→ Problem to work on:
Set down the items from the line containing "title-rule-blue [38, 108, 548, 115]" through the line containing "well-header-5: STATOIL USA", both included, copying each line exactly as it appears.

**********

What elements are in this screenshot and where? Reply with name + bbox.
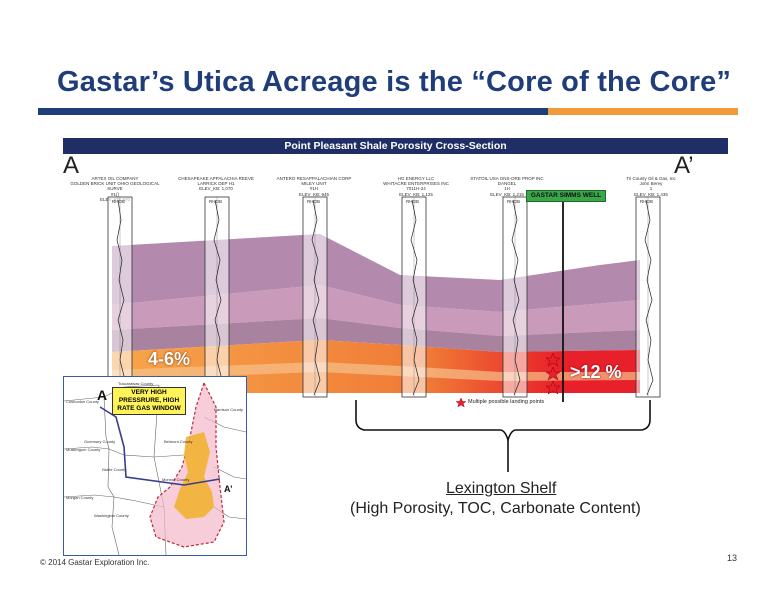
title-rule-blue [38, 108, 548, 115]
landing-points-note: Multiple possible landing points [468, 399, 545, 405]
county-label-belmont: Belmont County [164, 439, 193, 444]
well-track-3 [302, 196, 328, 398]
well-2-lease: LARRICK DEP H1 [197, 181, 235, 187]
page-number: 13 [727, 553, 738, 563]
well-track-2 [204, 196, 230, 398]
well-5-elevation: ELEV_KB: 1,215 [490, 191, 524, 197]
well-3-lease: MILEY UNIT [301, 181, 327, 187]
track-label-2: RHOB [209, 199, 223, 204]
well-track-1 [107, 196, 133, 398]
well-5-lease: DANGEL [497, 181, 517, 187]
track-label-3: RHOB [307, 199, 321, 204]
county-label-noble: Noble County [102, 467, 127, 472]
inset-map: A A’ VERY HIGH PRESSRURE, HIGH RATE GAS … [63, 376, 247, 556]
legend-star-icon [455, 397, 467, 408]
well-6-number: 1 [649, 186, 653, 192]
gas-window-callout: VERY HIGH PRESSRURE, HIGH RATE GAS WINDO… [112, 387, 186, 415]
inset-label-a-prime: A’ [224, 484, 233, 494]
county-label-harrison: Harrison County [214, 407, 243, 412]
county-label-guernsey: Guernsey County [84, 439, 116, 444]
well-6-operator: Tri County Oil & Gas, Inc [626, 176, 676, 181]
log-curve-3 [311, 199, 321, 396]
lexington-shelf-title: Lexington Shelf [446, 480, 557, 497]
well-4-elevation: ELEV_KB: 1,125 [399, 191, 433, 197]
well-header-4: HG ENERGY LLC WHITACRE ENTERPRISES INC 7… [371, 176, 461, 197]
gastar-acreage [174, 432, 214, 519]
well-1-operator: ARTEX OIL COMPANY [91, 176, 139, 181]
gastar-well-label: GASTAR SIMMS WELL [526, 190, 606, 202]
title-rule-orange [548, 108, 738, 115]
inset-map-graphic [64, 381, 246, 555]
well-track-6 [635, 196, 661, 398]
track-label-6: RHOB [640, 199, 654, 204]
well-6-elevation: ELEV_KB: 1,435 [634, 191, 668, 197]
well-6-lease: John Berey [639, 181, 663, 187]
well-header-3: ANTERO RESAPPALACHIAN CORP MILEY UNIT #1… [269, 176, 359, 197]
log-curve-4 [410, 199, 420, 396]
well-header-5: STATOIL USA ONS-ORE PROP INC DANGEL 1H E… [462, 176, 552, 197]
county-label-monroe: Monroe County [162, 477, 190, 482]
track-label-5: RHOB [507, 199, 521, 204]
well-header-6: Tri County Oil & Gas, Inc John Berey 1 E… [606, 176, 696, 197]
log-curve-2 [213, 199, 223, 396]
county-label-tuscarawas: Tuscarawas County [118, 381, 154, 386]
porosity-label-left: 4-6% [148, 349, 191, 369]
lexington-shelf-subtitle: (High Porosity, TOC, Carbonate Content) [350, 500, 641, 517]
copyright-footer: © 2014 Gastar Exploration Inc. [40, 558, 150, 567]
county-label-muskingum: Muskingum County [66, 447, 101, 452]
county-label-washington: Washington County [94, 513, 129, 518]
well-4-number: 7011H-24 [406, 186, 426, 192]
well-track-4 [401, 196, 427, 398]
well-4-operator: HG ENERGY LLC [397, 176, 435, 181]
well-2-operator: CHESAPEAKE APPALACHIA REEVE [178, 176, 254, 181]
section-start-label: A [63, 152, 80, 179]
inset-label-a: A [97, 387, 108, 403]
well-4-lease: WHITACRE ENTERPRISES INC [383, 181, 449, 187]
well-header-2: CHESAPEAKE APPALACHIA REEVE LARRICK DEP … [171, 176, 261, 192]
log-curve-1 [116, 199, 126, 396]
well-track-5 [502, 196, 528, 398]
slide-title: Gastar’s Utica Acreage is the “Core of t… [57, 66, 732, 98]
well-3-number: #1H [309, 186, 319, 192]
lexington-brace [355, 400, 651, 443]
track-label-4: RHOB [406, 199, 420, 204]
section-end-label: A’ [674, 152, 694, 179]
cross-section-line [99, 406, 221, 486]
county-label-coshocton: Coshocton County [66, 399, 99, 404]
log-curve-5 [511, 199, 521, 396]
well-1-lease: GOLDEN BRICK UNIT OHIO GEOLOGICAL SURVE [70, 181, 160, 192]
well-2-elevation: ELEV_KB: 1,070 [199, 186, 233, 192]
landing-point-stars [545, 352, 561, 395]
well-5-operator: STATOIL USA ONS-ORE PROP INC [470, 176, 544, 181]
porosity-label-right: >12 % [570, 362, 622, 382]
log-curve-6 [644, 199, 654, 396]
well-3-elevation: ELEV_KB: 945 [298, 191, 330, 197]
well-5-number: 1H [504, 186, 510, 192]
well-3-operator: ANTERO RESAPPALACHIAN CORP [276, 176, 352, 181]
county-label-morgan: Morgan County [66, 495, 94, 500]
cross-section-header: Point Pleasant Shale Porosity Cross-Sect… [63, 138, 728, 154]
track-label-1: RHOB [112, 199, 126, 204]
well-1-number: #1() [110, 191, 119, 197]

**********

→ Finished task:
title-rule-blue [38, 108, 548, 115]
landing-points-note: Multiple possible landing points [468, 399, 545, 405]
county-label-belmont: Belmont County [164, 439, 193, 444]
well-track-3 [302, 196, 328, 398]
well-2-lease: LARRICK DEP H1 [197, 181, 235, 187]
page-number: 13 [727, 553, 738, 563]
well-track-2 [204, 196, 230, 398]
well-5-elevation: ELEV_KB: 1,215 [490, 191, 524, 197]
well-3-lease: MILEY UNIT [301, 181, 327, 187]
track-label-2: RHOB [209, 199, 223, 204]
well-track-1 [107, 196, 133, 398]
well-5-lease: DANGEL [497, 181, 517, 187]
track-label-3: RHOB [307, 199, 321, 204]
county-label-noble: Noble County [102, 467, 127, 472]
inset-map: A A’ VERY HIGH PRESSRURE, HIGH RATE GAS … [63, 376, 247, 556]
legend-star-icon [455, 397, 467, 408]
well-6-number: 1 [649, 186, 653, 192]
gas-window-callout: VERY HIGH PRESSRURE, HIGH RATE GAS WINDO… [112, 387, 186, 415]
inset-label-a-prime: A’ [224, 484, 233, 494]
county-label-harrison: Harrison County [214, 407, 243, 412]
county-label-guernsey: Guernsey County [84, 439, 116, 444]
well-6-operator: Tri County Oil & Gas, Inc [626, 176, 676, 181]
log-curve-3 [311, 199, 321, 396]
lexington-shelf-title: Lexington Shelf [446, 480, 557, 497]
well-4-elevation: ELEV_KB: 1,125 [399, 191, 433, 197]
well-header-4: HG ENERGY LLC WHITACRE ENTERPRISES INC 7… [371, 176, 461, 197]
gastar-acreage [174, 432, 214, 519]
well-1-operator: ARTEX OIL COMPANY [91, 176, 139, 181]
gastar-well-label: GASTAR SIMMS WELL [526, 190, 606, 202]
title-rule-orange [548, 108, 738, 115]
inset-map-graphic [64, 381, 246, 555]
well-track-6 [635, 196, 661, 398]
track-label-6: RHOB [640, 199, 654, 204]
well-6-elevation: ELEV_KB: 1,435 [634, 191, 668, 197]
well-6-lease: John Berey [639, 181, 663, 187]
well-header-3: ANTERO RESAPPALACHIAN CORP MILEY UNIT #1… [269, 176, 359, 197]
log-curve-4 [410, 199, 420, 396]
well-header-5: STATOIL USA ONS-ORE PROP INC DANGEL 1H E… [462, 176, 552, 197]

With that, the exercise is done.